### Work to do:
Look through the material below. Copy each line that contains the string "this".
- - -
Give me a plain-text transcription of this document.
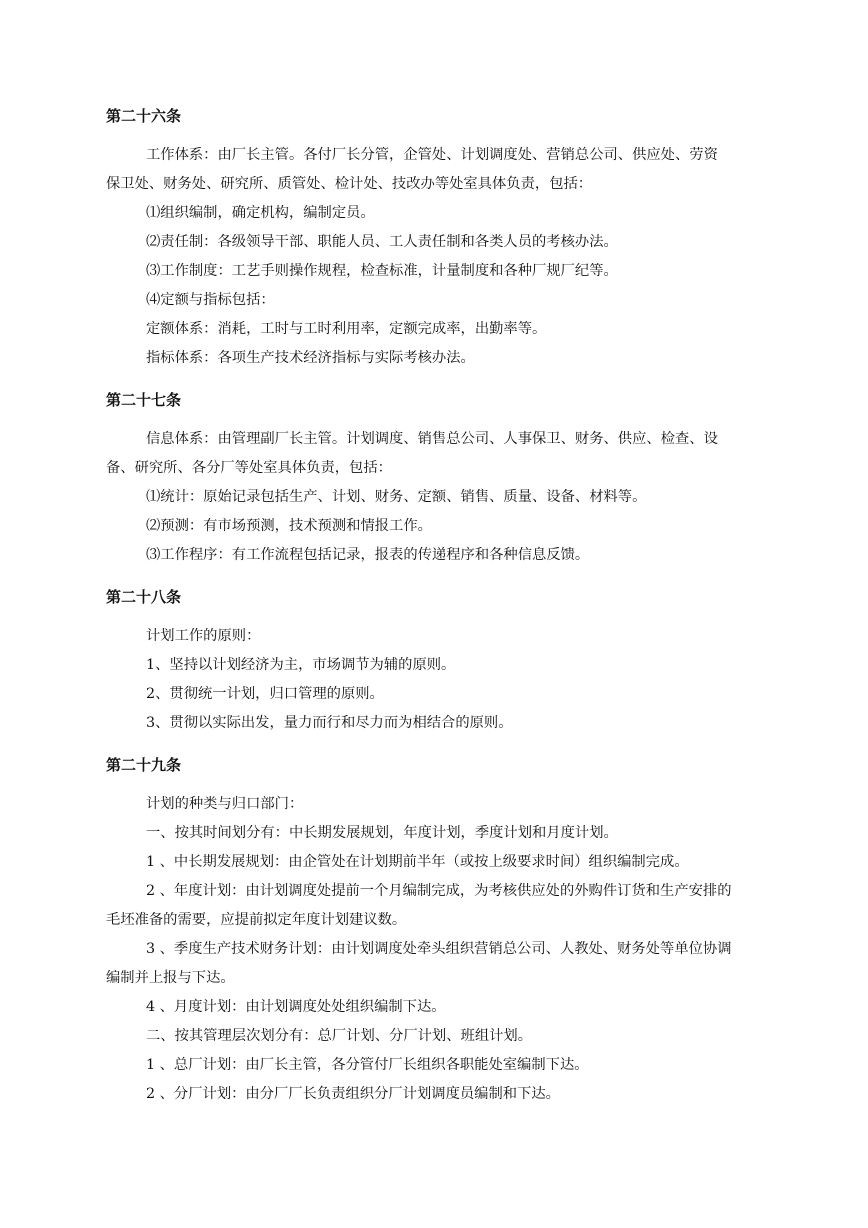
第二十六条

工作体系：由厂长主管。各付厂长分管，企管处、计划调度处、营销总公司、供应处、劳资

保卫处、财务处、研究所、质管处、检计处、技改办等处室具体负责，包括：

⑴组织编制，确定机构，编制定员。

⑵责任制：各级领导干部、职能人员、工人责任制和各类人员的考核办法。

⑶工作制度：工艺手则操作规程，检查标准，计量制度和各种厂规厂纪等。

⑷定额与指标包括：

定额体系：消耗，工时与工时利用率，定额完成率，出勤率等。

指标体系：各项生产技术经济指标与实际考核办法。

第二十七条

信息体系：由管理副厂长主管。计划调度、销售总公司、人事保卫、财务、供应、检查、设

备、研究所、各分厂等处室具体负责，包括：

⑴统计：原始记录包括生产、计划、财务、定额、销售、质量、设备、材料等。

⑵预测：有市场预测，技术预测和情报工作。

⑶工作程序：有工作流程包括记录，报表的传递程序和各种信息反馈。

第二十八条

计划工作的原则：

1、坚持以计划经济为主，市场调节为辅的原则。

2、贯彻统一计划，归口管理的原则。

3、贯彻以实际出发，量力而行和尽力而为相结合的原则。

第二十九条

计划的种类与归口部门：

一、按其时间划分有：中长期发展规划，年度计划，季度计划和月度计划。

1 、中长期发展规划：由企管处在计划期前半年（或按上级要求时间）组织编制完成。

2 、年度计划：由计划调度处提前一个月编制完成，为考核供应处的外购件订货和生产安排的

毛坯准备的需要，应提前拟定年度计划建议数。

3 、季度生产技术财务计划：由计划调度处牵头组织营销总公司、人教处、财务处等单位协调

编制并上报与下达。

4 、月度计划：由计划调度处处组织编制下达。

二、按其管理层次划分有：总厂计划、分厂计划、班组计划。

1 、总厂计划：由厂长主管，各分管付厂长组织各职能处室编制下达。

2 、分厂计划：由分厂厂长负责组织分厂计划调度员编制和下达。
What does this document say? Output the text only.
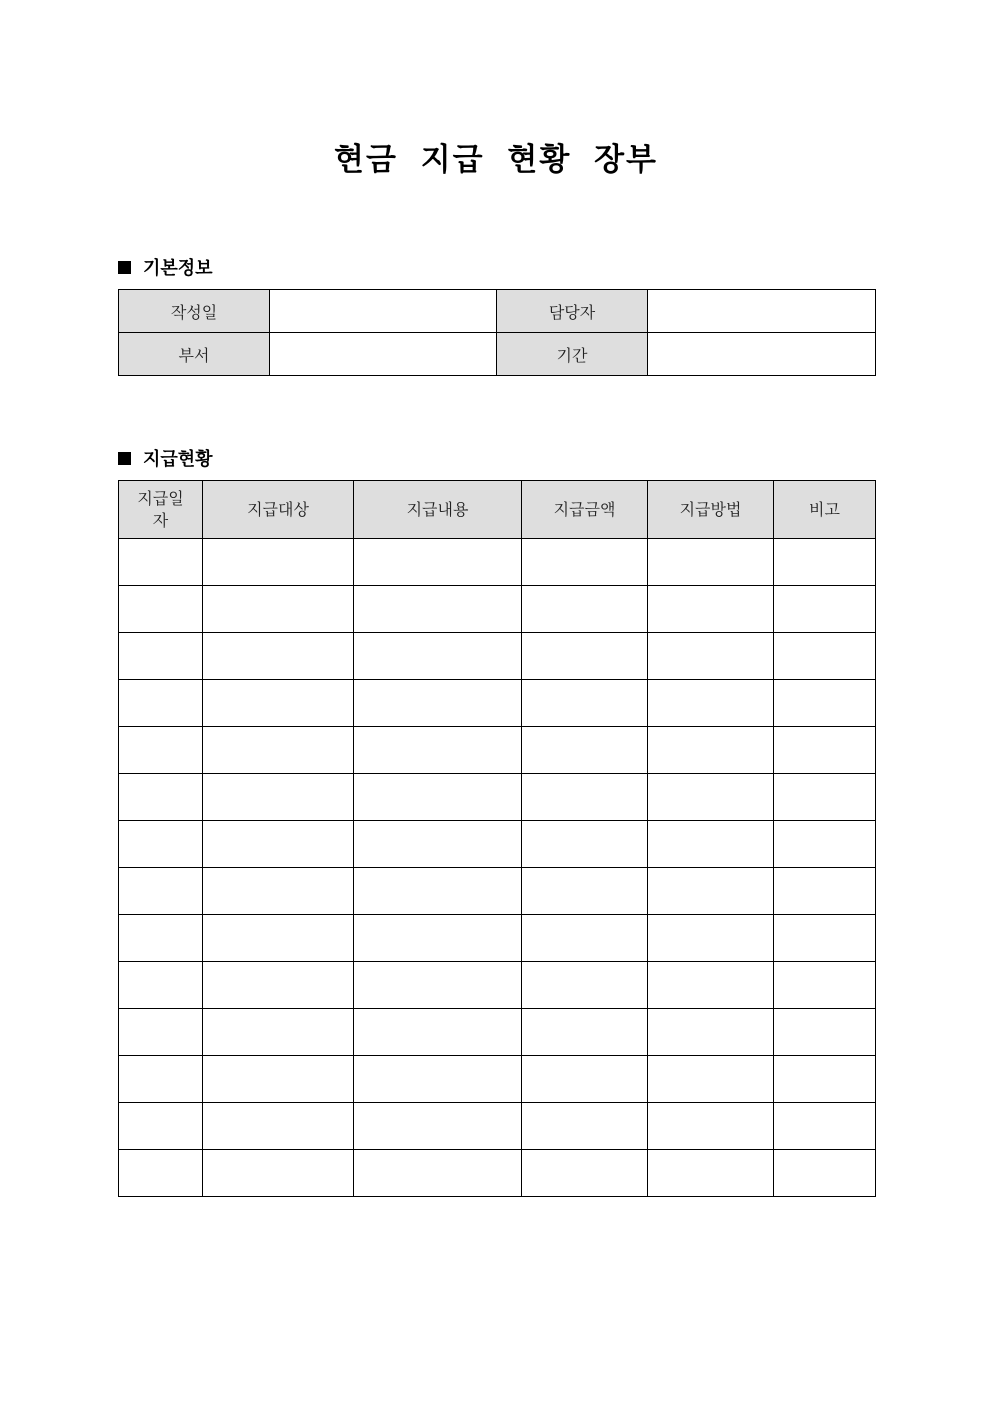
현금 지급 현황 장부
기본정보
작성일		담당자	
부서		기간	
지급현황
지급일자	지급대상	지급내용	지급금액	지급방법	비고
- - -
### The answer:
Give me a plain-text transcription of this document.
What does this document say? Output the text only.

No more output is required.